Items from a data source:
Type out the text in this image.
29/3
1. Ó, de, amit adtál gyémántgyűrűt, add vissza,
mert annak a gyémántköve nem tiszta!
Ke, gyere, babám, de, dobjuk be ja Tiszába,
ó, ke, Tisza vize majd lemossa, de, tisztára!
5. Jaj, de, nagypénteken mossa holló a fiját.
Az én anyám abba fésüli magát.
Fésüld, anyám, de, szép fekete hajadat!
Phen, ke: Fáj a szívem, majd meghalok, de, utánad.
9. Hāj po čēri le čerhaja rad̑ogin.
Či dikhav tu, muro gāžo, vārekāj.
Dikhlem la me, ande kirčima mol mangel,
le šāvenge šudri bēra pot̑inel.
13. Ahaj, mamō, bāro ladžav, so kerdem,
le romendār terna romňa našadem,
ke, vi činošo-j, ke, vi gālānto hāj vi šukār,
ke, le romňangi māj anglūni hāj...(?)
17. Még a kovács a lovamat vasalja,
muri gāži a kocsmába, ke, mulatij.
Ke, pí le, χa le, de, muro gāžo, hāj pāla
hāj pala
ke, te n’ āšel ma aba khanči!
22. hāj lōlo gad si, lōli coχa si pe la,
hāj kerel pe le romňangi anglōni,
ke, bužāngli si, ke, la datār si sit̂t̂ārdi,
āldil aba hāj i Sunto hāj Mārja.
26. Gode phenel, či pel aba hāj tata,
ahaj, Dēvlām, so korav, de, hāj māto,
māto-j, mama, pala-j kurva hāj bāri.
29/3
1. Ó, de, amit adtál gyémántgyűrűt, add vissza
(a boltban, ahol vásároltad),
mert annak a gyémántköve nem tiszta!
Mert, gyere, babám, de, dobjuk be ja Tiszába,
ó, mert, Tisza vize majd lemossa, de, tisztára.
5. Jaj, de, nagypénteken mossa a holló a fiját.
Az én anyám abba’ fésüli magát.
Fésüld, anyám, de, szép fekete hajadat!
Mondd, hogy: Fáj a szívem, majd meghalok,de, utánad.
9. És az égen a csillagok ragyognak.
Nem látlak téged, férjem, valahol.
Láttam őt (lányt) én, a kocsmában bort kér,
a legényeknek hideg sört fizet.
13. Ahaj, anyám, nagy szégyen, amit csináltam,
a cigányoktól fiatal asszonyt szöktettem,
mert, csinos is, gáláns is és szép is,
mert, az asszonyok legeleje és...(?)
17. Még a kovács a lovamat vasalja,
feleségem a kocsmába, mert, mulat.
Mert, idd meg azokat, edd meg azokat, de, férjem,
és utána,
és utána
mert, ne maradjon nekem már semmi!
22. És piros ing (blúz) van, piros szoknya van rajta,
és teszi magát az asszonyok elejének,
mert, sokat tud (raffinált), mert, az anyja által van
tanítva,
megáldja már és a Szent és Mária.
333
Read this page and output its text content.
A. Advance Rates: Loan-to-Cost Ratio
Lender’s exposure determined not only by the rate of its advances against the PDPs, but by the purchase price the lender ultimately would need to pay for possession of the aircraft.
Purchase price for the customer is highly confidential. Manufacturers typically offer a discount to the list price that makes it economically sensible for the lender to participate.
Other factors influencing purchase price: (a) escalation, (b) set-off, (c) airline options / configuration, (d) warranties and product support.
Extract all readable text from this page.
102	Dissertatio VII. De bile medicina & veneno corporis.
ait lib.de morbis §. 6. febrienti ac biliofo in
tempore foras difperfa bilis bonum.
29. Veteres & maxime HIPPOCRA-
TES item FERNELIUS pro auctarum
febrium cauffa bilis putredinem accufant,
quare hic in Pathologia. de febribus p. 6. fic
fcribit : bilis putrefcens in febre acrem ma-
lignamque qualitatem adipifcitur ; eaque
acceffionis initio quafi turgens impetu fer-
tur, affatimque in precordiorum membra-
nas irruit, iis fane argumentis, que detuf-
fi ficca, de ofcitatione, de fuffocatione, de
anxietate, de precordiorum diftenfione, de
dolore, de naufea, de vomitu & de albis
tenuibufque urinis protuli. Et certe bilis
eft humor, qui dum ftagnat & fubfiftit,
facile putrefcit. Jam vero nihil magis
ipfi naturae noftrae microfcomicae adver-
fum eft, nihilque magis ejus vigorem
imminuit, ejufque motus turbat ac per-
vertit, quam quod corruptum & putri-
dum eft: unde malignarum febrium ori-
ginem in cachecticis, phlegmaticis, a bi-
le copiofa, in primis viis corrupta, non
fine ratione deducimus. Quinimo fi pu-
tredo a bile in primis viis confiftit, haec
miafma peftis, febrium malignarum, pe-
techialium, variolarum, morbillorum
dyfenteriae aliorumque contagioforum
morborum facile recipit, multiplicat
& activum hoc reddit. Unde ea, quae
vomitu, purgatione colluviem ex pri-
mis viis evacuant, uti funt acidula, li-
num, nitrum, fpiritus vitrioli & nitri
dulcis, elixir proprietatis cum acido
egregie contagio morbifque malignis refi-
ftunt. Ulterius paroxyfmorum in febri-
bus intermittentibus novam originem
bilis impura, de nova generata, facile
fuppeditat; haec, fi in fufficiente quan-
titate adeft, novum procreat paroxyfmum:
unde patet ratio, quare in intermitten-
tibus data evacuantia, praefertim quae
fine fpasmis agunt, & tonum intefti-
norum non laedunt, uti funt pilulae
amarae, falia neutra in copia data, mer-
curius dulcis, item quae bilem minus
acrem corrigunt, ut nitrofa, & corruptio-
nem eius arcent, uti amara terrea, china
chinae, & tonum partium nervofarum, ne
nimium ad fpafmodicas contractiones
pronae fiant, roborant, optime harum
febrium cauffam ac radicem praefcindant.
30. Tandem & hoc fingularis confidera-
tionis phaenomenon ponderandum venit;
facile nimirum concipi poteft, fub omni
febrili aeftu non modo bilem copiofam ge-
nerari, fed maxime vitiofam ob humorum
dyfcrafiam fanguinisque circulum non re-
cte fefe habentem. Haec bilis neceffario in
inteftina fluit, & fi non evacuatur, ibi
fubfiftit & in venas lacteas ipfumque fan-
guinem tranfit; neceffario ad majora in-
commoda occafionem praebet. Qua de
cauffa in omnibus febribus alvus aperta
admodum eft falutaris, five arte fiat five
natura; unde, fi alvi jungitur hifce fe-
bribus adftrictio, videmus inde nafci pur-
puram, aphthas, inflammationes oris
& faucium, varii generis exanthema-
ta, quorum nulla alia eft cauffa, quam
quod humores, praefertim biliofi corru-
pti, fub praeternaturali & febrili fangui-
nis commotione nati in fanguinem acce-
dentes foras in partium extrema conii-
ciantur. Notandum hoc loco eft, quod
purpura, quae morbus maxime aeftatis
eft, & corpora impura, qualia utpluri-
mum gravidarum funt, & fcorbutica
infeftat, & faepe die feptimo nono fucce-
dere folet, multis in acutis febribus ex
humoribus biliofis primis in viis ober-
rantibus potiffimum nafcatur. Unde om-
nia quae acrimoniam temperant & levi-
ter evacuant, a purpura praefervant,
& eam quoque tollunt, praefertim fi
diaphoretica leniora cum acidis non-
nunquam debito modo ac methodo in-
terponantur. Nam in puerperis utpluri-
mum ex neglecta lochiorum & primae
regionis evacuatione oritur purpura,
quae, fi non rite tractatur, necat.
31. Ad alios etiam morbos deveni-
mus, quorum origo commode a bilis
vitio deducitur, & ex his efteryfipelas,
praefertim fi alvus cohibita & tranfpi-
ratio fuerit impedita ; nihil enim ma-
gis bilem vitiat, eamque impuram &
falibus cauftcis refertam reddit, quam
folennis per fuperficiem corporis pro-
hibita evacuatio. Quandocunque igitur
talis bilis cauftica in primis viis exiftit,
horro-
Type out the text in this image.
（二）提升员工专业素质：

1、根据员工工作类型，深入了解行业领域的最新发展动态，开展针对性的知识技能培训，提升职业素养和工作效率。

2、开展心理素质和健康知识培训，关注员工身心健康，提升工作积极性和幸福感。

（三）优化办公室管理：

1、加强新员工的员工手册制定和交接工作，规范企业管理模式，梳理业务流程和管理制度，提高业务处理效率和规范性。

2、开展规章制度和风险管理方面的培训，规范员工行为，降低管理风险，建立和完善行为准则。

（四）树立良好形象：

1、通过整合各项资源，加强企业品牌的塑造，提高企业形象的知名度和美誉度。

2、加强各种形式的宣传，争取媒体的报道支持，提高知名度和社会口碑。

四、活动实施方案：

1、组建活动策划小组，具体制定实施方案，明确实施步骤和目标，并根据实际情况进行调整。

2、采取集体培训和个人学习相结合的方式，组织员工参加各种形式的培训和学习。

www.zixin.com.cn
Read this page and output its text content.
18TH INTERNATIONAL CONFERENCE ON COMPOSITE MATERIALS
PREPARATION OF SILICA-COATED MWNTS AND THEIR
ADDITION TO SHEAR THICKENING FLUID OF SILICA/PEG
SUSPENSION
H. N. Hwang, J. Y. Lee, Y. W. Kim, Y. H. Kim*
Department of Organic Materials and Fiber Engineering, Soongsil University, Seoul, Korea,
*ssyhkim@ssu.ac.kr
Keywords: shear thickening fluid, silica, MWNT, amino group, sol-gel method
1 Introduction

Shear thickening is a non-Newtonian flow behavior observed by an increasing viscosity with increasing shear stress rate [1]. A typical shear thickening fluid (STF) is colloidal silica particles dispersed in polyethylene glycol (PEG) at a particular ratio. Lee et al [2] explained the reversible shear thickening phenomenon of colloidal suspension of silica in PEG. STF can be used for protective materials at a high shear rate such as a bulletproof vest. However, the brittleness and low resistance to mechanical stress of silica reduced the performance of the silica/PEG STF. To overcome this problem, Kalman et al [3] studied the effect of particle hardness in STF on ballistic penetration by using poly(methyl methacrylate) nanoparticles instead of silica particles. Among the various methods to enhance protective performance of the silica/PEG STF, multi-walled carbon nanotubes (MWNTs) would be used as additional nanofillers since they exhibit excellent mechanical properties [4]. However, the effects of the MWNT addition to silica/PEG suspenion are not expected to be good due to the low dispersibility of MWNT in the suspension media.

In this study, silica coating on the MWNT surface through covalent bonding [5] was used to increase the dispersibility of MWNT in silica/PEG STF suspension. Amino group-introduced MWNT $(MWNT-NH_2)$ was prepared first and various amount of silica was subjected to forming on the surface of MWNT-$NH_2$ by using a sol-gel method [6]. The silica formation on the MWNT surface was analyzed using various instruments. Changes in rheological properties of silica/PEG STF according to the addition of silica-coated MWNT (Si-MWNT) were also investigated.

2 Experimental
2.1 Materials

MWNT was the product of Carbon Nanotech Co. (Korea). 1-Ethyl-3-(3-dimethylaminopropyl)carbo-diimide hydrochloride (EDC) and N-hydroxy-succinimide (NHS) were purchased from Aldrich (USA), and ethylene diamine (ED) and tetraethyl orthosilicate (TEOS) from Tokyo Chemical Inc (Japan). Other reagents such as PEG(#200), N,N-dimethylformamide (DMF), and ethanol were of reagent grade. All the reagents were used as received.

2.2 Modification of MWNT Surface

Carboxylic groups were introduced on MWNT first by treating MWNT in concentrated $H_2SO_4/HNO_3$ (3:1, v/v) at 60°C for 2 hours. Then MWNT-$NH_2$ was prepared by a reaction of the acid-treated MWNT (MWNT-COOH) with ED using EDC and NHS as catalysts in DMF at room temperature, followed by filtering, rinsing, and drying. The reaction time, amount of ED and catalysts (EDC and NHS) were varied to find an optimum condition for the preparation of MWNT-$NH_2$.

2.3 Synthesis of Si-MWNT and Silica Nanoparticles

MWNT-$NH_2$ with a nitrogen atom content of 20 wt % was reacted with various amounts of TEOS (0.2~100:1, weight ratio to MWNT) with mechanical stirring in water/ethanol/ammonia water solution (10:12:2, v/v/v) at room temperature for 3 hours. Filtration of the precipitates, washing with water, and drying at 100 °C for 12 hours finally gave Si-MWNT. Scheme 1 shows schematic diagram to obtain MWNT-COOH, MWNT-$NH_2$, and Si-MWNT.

§ **What to do**
Whichever lines contain the string "anyám", select and copy them.

§ **Result**
Az én anyám abba fésüli magát.
Fésüld, anyám, de, szép fekete hajadat!
Az én anyám abba’ fésüli magát.
Fésüld, anyám, de, szép fekete hajadat!
13. Ahaj, anyám, nagy szégyen, amit csináltam,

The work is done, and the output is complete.